- TASK INSTRUCTIONS:
Of the lines in the data below, count the ones holding the string "ابلاغیه", and answer with that number only.

(Data entries)
┏━━
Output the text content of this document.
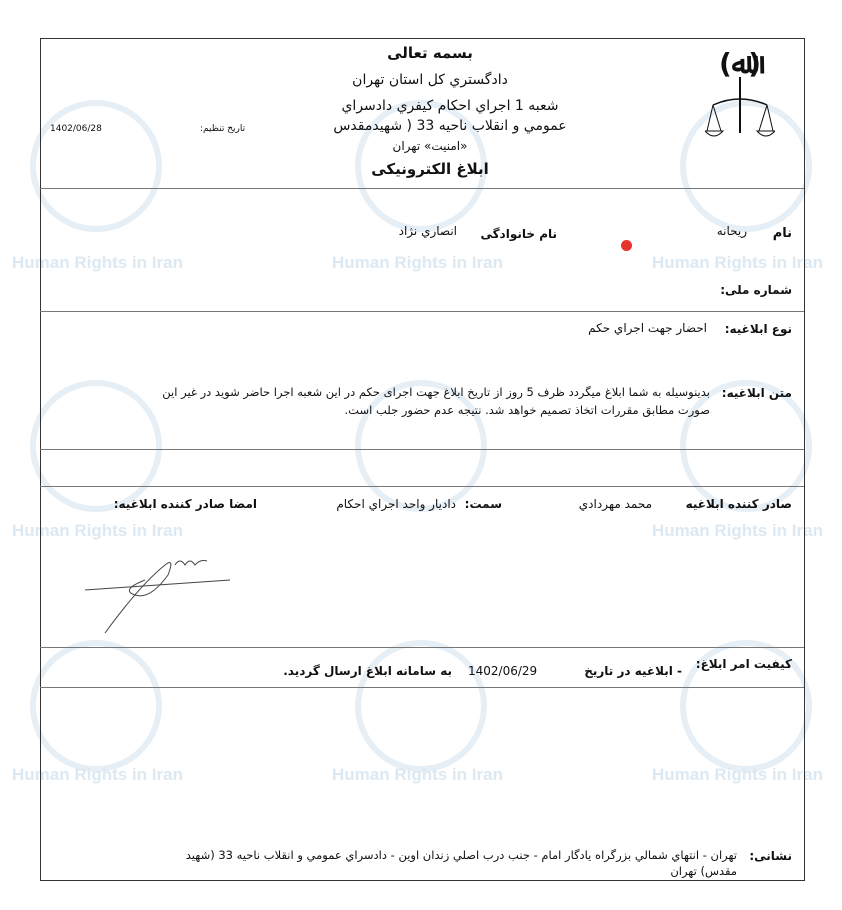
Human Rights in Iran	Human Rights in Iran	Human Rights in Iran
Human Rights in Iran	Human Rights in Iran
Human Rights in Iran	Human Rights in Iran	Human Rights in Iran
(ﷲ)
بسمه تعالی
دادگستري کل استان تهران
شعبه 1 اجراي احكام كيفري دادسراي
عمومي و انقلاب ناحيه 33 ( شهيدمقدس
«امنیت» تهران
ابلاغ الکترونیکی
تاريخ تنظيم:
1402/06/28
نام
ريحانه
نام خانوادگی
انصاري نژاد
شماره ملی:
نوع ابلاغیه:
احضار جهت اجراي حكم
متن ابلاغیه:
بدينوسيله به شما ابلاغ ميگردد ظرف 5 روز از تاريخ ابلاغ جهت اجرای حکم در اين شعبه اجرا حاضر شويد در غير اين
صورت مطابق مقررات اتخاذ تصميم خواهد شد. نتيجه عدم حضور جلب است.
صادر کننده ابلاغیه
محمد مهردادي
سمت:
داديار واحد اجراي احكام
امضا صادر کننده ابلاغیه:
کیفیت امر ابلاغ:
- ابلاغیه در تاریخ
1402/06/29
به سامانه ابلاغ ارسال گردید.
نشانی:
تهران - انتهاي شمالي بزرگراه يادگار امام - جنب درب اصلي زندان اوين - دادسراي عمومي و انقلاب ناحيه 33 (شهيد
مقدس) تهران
┗━━
- WORKED ANSWER:
5